## Begin
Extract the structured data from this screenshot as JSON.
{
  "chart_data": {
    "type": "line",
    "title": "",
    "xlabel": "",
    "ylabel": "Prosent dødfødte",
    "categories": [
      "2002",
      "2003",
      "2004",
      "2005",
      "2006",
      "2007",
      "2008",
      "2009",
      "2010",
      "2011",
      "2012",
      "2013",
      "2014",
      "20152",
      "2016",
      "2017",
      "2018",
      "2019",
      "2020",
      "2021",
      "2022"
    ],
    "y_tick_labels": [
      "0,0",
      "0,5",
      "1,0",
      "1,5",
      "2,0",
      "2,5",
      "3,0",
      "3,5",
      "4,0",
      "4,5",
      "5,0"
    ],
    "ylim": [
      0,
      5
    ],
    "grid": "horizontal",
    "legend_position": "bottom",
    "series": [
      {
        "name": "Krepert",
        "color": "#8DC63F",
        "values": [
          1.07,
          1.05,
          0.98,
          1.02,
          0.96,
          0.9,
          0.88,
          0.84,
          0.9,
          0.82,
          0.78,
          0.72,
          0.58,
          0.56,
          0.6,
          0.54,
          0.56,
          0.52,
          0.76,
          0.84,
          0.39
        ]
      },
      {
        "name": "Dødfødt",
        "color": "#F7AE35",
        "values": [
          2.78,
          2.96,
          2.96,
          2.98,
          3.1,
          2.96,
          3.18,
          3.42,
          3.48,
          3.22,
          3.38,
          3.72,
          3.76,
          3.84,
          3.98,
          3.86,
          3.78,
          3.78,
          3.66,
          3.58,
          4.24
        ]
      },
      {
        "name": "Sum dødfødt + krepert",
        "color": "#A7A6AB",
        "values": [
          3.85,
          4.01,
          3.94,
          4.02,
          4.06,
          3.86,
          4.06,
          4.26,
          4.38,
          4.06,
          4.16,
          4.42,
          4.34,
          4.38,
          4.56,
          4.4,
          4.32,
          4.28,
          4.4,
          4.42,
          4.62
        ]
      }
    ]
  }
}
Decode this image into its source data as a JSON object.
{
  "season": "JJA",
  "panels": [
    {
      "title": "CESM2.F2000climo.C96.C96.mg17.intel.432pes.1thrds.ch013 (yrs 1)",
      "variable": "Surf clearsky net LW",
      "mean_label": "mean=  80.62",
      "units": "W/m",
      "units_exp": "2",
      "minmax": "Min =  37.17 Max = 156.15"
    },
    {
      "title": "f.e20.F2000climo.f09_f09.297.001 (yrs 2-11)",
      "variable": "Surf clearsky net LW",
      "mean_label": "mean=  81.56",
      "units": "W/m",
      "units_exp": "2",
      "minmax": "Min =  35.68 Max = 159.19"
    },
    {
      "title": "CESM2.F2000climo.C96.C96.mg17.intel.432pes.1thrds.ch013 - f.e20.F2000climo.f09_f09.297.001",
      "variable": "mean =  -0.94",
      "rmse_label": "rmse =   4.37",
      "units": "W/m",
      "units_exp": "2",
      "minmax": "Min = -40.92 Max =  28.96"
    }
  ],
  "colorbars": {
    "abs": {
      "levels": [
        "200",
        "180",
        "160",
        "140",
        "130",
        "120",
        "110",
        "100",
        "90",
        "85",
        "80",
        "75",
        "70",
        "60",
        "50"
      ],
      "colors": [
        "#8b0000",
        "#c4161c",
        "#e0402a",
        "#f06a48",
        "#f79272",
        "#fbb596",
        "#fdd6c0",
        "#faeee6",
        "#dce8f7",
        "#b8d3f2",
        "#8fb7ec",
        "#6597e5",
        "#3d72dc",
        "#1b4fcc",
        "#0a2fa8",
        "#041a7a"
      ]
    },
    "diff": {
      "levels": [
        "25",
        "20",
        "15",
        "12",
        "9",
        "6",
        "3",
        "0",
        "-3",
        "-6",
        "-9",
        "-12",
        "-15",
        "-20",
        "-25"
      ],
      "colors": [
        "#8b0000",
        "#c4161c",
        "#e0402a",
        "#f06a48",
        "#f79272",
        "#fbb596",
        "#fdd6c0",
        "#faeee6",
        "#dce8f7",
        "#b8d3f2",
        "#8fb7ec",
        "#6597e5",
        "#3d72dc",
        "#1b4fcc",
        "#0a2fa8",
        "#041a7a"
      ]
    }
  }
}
## End
Task description - Reproduce every entry shown above, precisely as it stands.

Answer to this exercise -
Extract the structured data from this screenshot as JSON.
{
  "chart_data": {
    "type": "line",
    "title": "",
    "xlabel": "",
    "ylabel": "Prosent dødfødte",
    "categories": [
      "2002",
      "2003",
      "2004",
      "2005",
      "2006",
      "2007",
      "2008",
      "2009",
      "2010",
      "2011",
      "2012",
      "2013",
      "2014",
      "20152",
      "2016",
      "2017",
      "2018",
      "2019",
      "2020",
      "2021",
      "2022"
    ],
    "y_tick_labels": [
      "0,0",
      "0,5",
      "1,0",
      "1,5",
      "2,0",
      "2,5",
      "3,0",
      "3,5",
      "4,0",
      "4,5",
      "5,0"
    ],
    "ylim": [
      0,
      5
    ],
    "grid": "horizontal",
    "legend_position": "bottom",
    "series": [
      {
        "name": "Krepert",
        "color": "#8DC63F",
        "values": [
          1.07,
          1.05,
          0.98,
          1.02,
          0.96,
          0.9,
          0.88,
          0.84,
          0.9,
          0.82,
          0.78,
          0.72,
          0.58,
          0.56,
          0.6,
          0.54,
          0.56,
          0.52,
          0.76,
          0.84,
          0.39
        ]
      },
      {
        "name": "Dødfødt",
        "color": "#F7AE35",
        "values": [
          2.78,
          2.96,
          2.96,
          2.98,
          3.1,
          2.96,
          3.18,
          3.42,
          3.48,
          3.22,
          3.38,
          3.72,
          3.76,
          3.84,
          3.98,
          3.86,
          3.78,
          3.78,
          3.66,
          3.58,
          4.24
        ]
      },
      {
        "name": "Sum dødfødt + krepert",
        "color": "#A7A6AB",
        "values": [
          3.85,
          4.01,
          3.94,
          4.02,
          4.06,
          3.86,
          4.06,
          4.26,
          4.38,
          4.06,
          4.16,
          4.42,
          4.34,
          4.38,
          4.56,
          4.4,
          4.32,
          4.28,
          4.4,
          4.42,
          4.62
        ]
      }
    ]
  }
}
Decode this image into its source data as a JSON object.
{
  "season": "JJA",
  "panels": [
    {
      "title": "CESM2.F2000climo.C96.C96.mg17.intel.432pes.1thrds.ch013 (yrs 1)",
      "variable": "Surf clearsky net LW",
      "mean_label": "mean=  80.62",
      "units": "W/m",
      "units_exp": "2",
      "minmax": "Min =  37.17 Max = 156.15"
    },
    {
      "title": "f.e20.F2000climo.f09_f09.297.001 (yrs 2-11)",
      "variable": "Surf clearsky net LW",
      "mean_label": "mean=  81.56",
      "units": "W/m",
      "units_exp": "2",
      "minmax": "Min =  35.68 Max = 159.19"
    },
    {
      "title": "CESM2.F2000climo.C96.C96.mg17.intel.432pes.1thrds.ch013 - f.e20.F2000climo.f09_f09.297.001",
      "variable": "mean =  -0.94",
      "rmse_label": "rmse =   4.37",
      "units": "W/m",
      "units_exp": "2",
      "minmax": "Min = -40.92 Max =  28.96"
    }
  ],
  "colorbars": {
    "abs": {
      "levels": [
        "200",
        "180",
        "160",
        "140",
        "130",
        "120",
        "110",
        "100",
        "90",
        "85",
        "80",
        "75",
        "70",
        "60",
        "50"
      ],
      "colors": [
        "#8b0000",
        "#c4161c",
        "#e0402a",
        "#f06a48",
        "#f79272",
        "#fbb596",
        "#fdd6c0",
        "#faeee6",
        "#dce8f7",
        "#b8d3f2",
        "#8fb7ec",
        "#6597e5",
        "#3d72dc",
        "#1b4fcc",
        "#0a2fa8",
        "#041a7a"
      ]
    },
    "diff": {
      "levels": [
        "25",
        "20",
        "15",
        "12",
        "9",
        "6",
        "3",
        "0",
        "-3",
        "-6",
        "-9",
        "-12",
        "-15",
        "-20",
        "-25"
      ],
      "colors": [
        "#8b0000",
        "#c4161c",
        "#e0402a",
        "#f06a48",
        "#f79272",
        "#fbb596",
        "#fdd6c0",
        "#faeee6",
        "#dce8f7",
        "#b8d3f2",
        "#8fb7ec",
        "#6597e5",
        "#3d72dc",
        "#1b4fcc",
        "#0a2fa8",
        "#041a7a"
      ]
    }
  }
}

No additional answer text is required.